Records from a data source
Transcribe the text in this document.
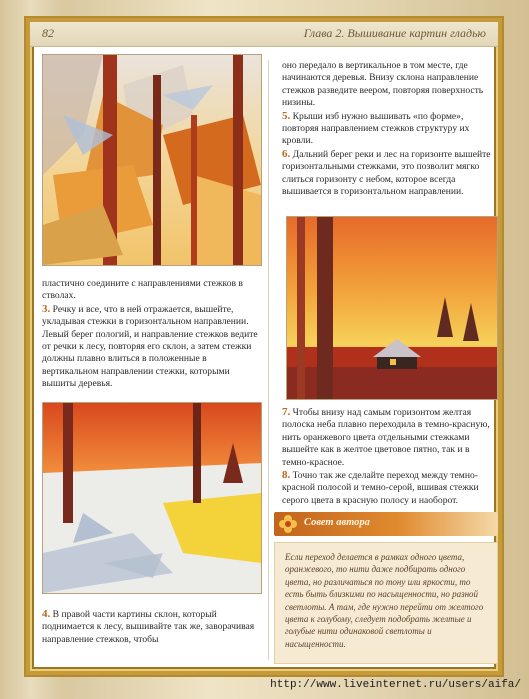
82	Глава 2. Вышивание картин гладью

пластично соедините с направлениями стежков в стволах.

3. Речку и все, что в ней отражается, вышейте, укладывая стежки в горизонтальном направлении. Левый берег пологий, и направление стежков ведите от речки к лесу, повторяя его склон, а затем стежки должны плавно влиться в положенные в вертикальном направлении стежки, которыми вышиты деревья.

4. В правой части картины склон, который поднимается к лесу, вышивайте так же, заворачивая направление стежков, чтобы

оно передало в вертикальное в том месте, где начинаются деревья. Внизу склона направление стежков разведите веером, повторяя поверхность низины.

5. Крыши изб нужно вышивать «по форме», повторяя направлением стежков структуру их кровли.

6. Дальний берег реки и лес на горизонте вышейте горизонтальными стежками, это позволит мягко слиться горизонту с небом, которое всегда вышивается в горизонтальном направлении.

7. Чтобы внизу над самым горизонтом желтая полоска неба плавно переходила в темно-красную, нить оранжевого цвета отдельными стежками вышейте как в желтое цветовое пятно, так и в темно-красное.

8. Точно так же сделайте переход между темно-красной полосой и темно-серой, вшивая стежки серого цвета в красную полосу и наоборот.

Совет автора
Если переход делается в рамках одного цвета, оранжевого, то нити даже подбирать одного цвета, но различаться по тону или яркости, то есть быть близкими по насыщенности, но разной светлоты. А там, где нужно перейти от желтого цвета к голубому, следует подобрать желтые и голубые нити одинаковой светлоты и насыщенности.
http://www.liveinternet.ru/users/aifa/
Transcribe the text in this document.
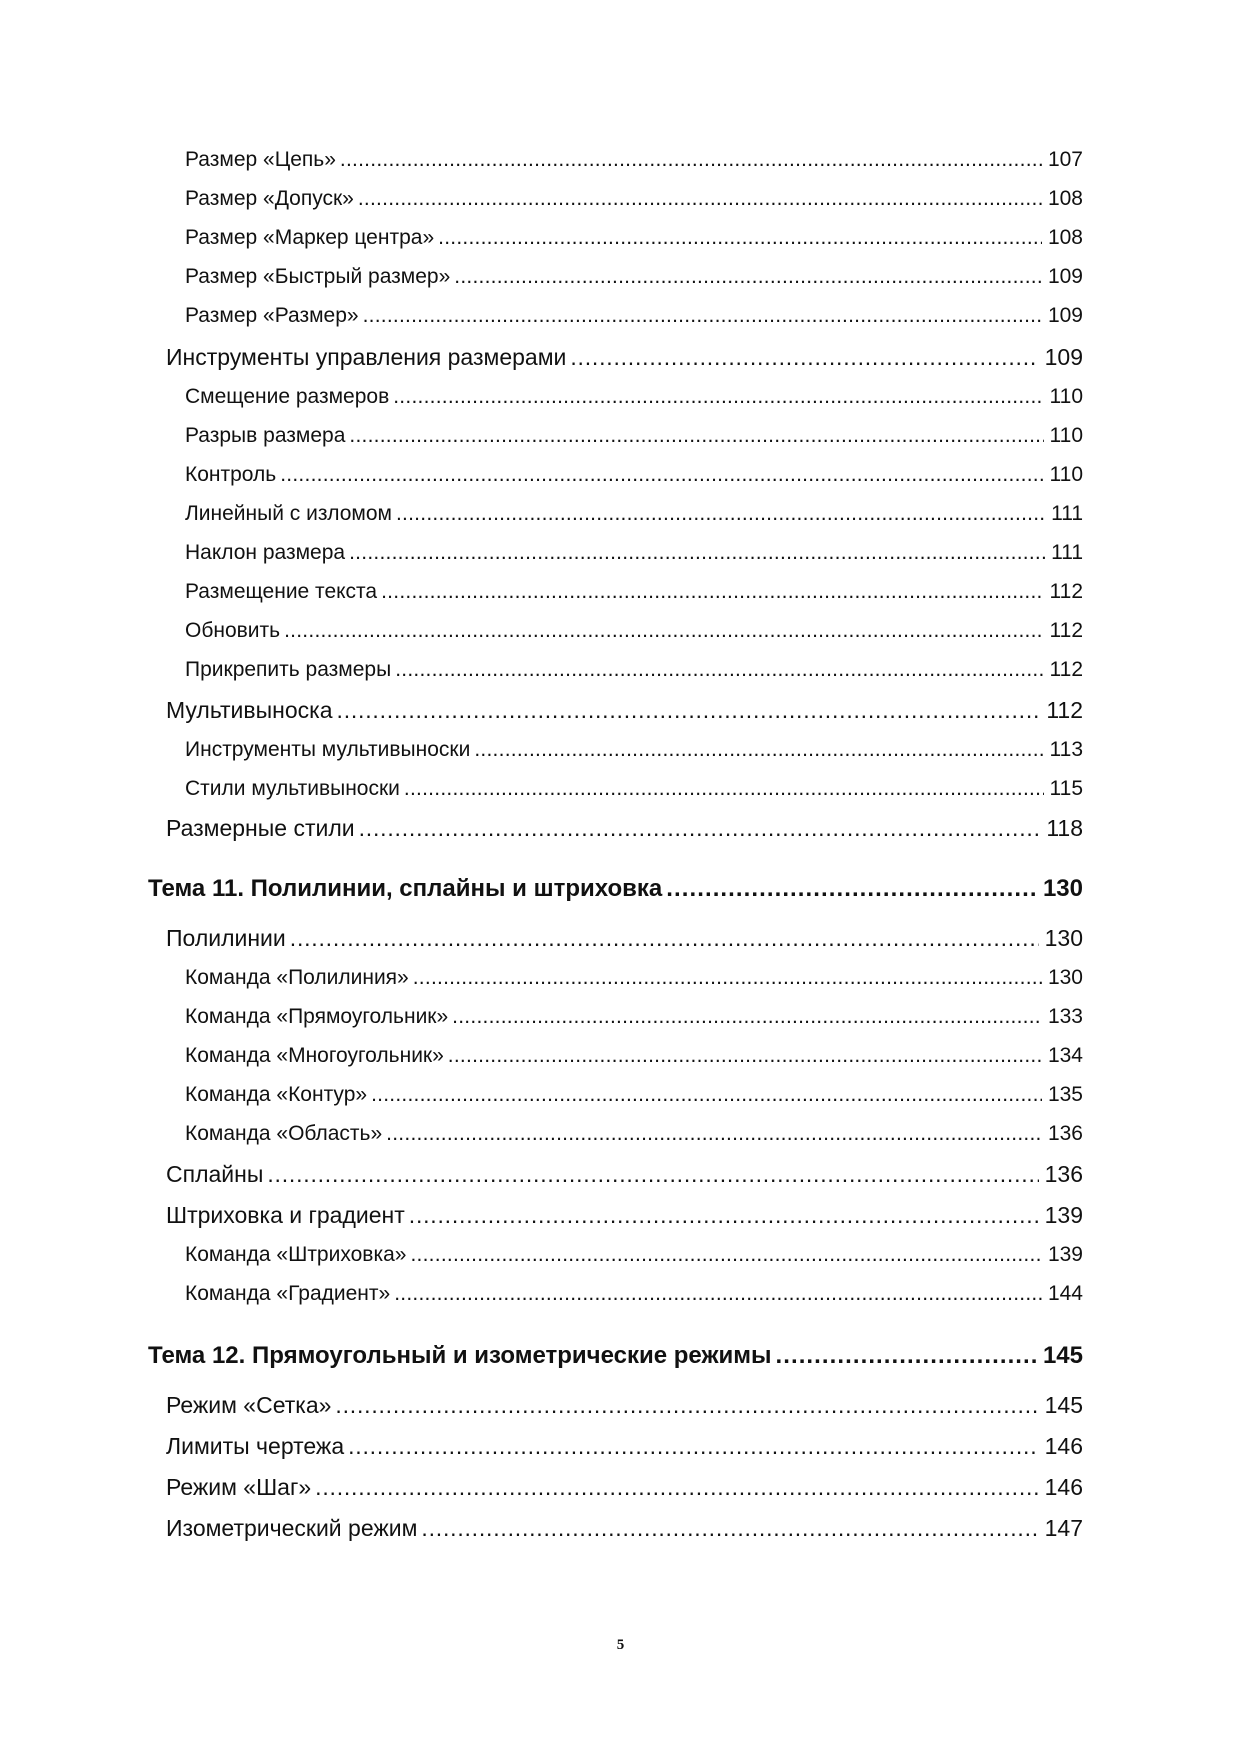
Размер «Цепь» . . .	107
Размер «Допуск» . . .	108
Размер «Маркер центра» . . .	108
Размер «Быстрый размер» . . .	109
Размер «Размер» . . .	109
Инструменты управления размерами . . .	109
Смещение размеров . . .	110
Разрыв размера . . .	110
Контроль . . .	110
Линейный с изломом . . .	111
Наклон размера . . .	111
Размещение текста . . .	112
Обновить . . .	112
Прикрепить размеры . . .	112
Мультивыноска . . .	112
Инструменты мультивыноски . . .	113
Стили мультивыноски . . .	115
Размерные стили . . .	118
Тема 11. Полилинии, сплайны и штриховка . . .	130
Полилинии . . .	130
Команда «Полилиния» . . .	130
Команда «Прямоугольник» . . .	133
Команда «Многоугольник» . . .	134
Команда «Контур» . . .	135
Команда «Область» . . .	136
Сплайны . . .	136
Штриховка и градиент . . .	139
Команда «Штриховка» . . .	139
Команда «Градиент» . . .	144
Тема 12. Прямоугольный и изометрические режимы . . .	145
Режим «Сетка» . . .	145
Лимиты чертежа . . .	146
Режим «Шаг» . . .	146
Изометрический режим . . .	147
5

What is required
Skip the pictures and transcribe the rest of the records exactly.

Solution
Transcribe the text in this document.
82	Глава 2. Вышивание картин гладью

пластично соедините с направлениями стежков в стволах.

3. Речку и все, что в ней отражается, вышейте, укладывая стежки в горизонтальном направлении. Левый берег пологий, и направление стежков ведите от речки к лесу, повторяя его склон, а затем стежки должны плавно влиться в положенные в вертикальном направлении стежки, которыми вышиты деревья.

4. В правой части картины склон, который поднимается к лесу, вышивайте так же, заворачивая направление стежков, чтобы

оно передало в вертикальное в том месте, где начинаются деревья. Внизу склона направление стежков разведите веером, повторяя поверхность низины.

5. Крыши изб нужно вышивать «по форме», повторяя направлением стежков структуру их кровли.

6. Дальний берег реки и лес на горизонте вышейте горизонтальными стежками, это позволит мягко слиться горизонту с небом, которое всегда вышивается в горизонтальном направлении.

7. Чтобы внизу над самым горизонтом желтая полоска неба плавно переходила в темно-красную, нить оранжевого цвета отдельными стежками вышейте как в желтое цветовое пятно, так и в темно-красное.

8. Точно так же сделайте переход между темно-красной полосой и темно-серой, вшивая стежки серого цвета в красную полосу и наоборот.

Совет автора
Если переход делается в рамках одного цвета, оранжевого, то нити даже подбирать одного цвета, но различаться по тону или яркости, то есть быть близкими по насыщенности, но разной светлоты. А там, где нужно перейти от желтого цвета к голубому, следует подобрать желтые и голубые нити одинаковой светлоты и насыщенности.
http://www.liveinternet.ru/users/aifa/
Transcribe the text in this document.
Размер «Цепь» . . .	107
Размер «Допуск» . . .	108
Размер «Маркер центра» . . .	108
Размер «Быстрый размер» . . .	109
Размер «Размер» . . .	109
Инструменты управления размерами . . .	109
Смещение размеров . . .	110
Разрыв размера . . .	110
Контроль . . .	110
Линейный с изломом . . .	111
Наклон размера . . .	111
Размещение текста . . .	112
Обновить . . .	112
Прикрепить размеры . . .	112
Мультивыноска . . .	112
Инструменты мультивыноски . . .	113
Стили мультивыноски . . .	115
Размерные стили . . .	118
Тема 11. Полилинии, сплайны и штриховка . . .	130
Полилинии . . .	130
Команда «Полилиния» . . .	130
Команда «Прямоугольник» . . .	133
Команда «Многоугольник» . . .	134
Команда «Контур» . . .	135
Команда «Область» . . .	136
Сплайны . . .	136
Штриховка и градиент . . .	139
Команда «Штриховка» . . .	139
Команда «Градиент» . . .	144
Тема 12. Прямоугольный и изометрические режимы . . .	145
Режим «Сетка» . . .	145
Лимиты чертежа . . .	146
Режим «Шаг» . . .	146
Изометрический режим . . .	147
5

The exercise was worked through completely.